▶ **Data shown**
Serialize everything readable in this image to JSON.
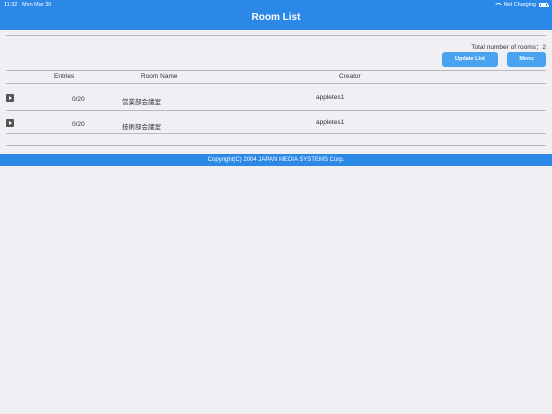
{
  "status_bar": {
    "time": "11:32",
    "date": "Mon Mar 30",
    "charging": "Not Charging"
  },
  "header": {
    "title": "Room List"
  },
  "summary": {
    "total_label": "Total number of rooms：2"
  },
  "toolbar": {
    "update_label": "Update List",
    "menu_label": "Menu"
  },
  "table": {
    "columns": [
      "Entries",
      "Room Name",
      "Creator"
    ],
    "rows": [
      {
        "entries": "0/20",
        "room_name": "営業部会議室",
        "creator": "appletes1"
      },
      {
        "entries": "0/20",
        "room_name": "技術部会議室",
        "creator": "appletes1"
      }
    ]
  },
  "footer": {
    "copyright": "Copyright(C) 2004 JAPAN MEDIA SYSTEMS Corp."
  },
  "colors": {
    "accent": "#2b88e6",
    "button": "#4aa3f0",
    "background": "#efeff4"
  },
  "icons": {
    "row_icon": "play-icon",
    "wifi": "wifi-icon",
    "battery": "battery-icon"
  }
}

▶ **Goal**
Copy every entry word for word, but omit the pictures.

▶ **Correct result**
Serialize everything readable in this image to JSON.
{
  "status_bar": {
    "time": "11:32",
    "date": "Mon Mar 30",
    "charging": "Not Charging"
  },
  "header": {
    "title": "Room List"
  },
  "summary": {
    "total_label": "Total number of rooms：2"
  },
  "toolbar": {
    "update_label": "Update List",
    "menu_label": "Menu"
  },
  "table": {
    "columns": [
      "Entries",
      "Room Name",
      "Creator"
    ],
    "rows": [
      {
        "entries": "0/20",
        "room_name": "営業部会議室",
        "creator": "appletes1"
      },
      {
        "entries": "0/20",
        "room_name": "技術部会議室",
        "creator": "appletes1"
      }
    ]
  },
  "footer": {
    "copyright": "Copyright(C) 2004 JAPAN MEDIA SYSTEMS Corp."
  },
  "colors": {
    "accent": "#2b88e6",
    "button": "#4aa3f0",
    "background": "#efeff4"
  },
  "icons": {
    "row_icon": "play-icon",
    "wifi": "wifi-icon",
    "battery": "battery-icon"
  }
}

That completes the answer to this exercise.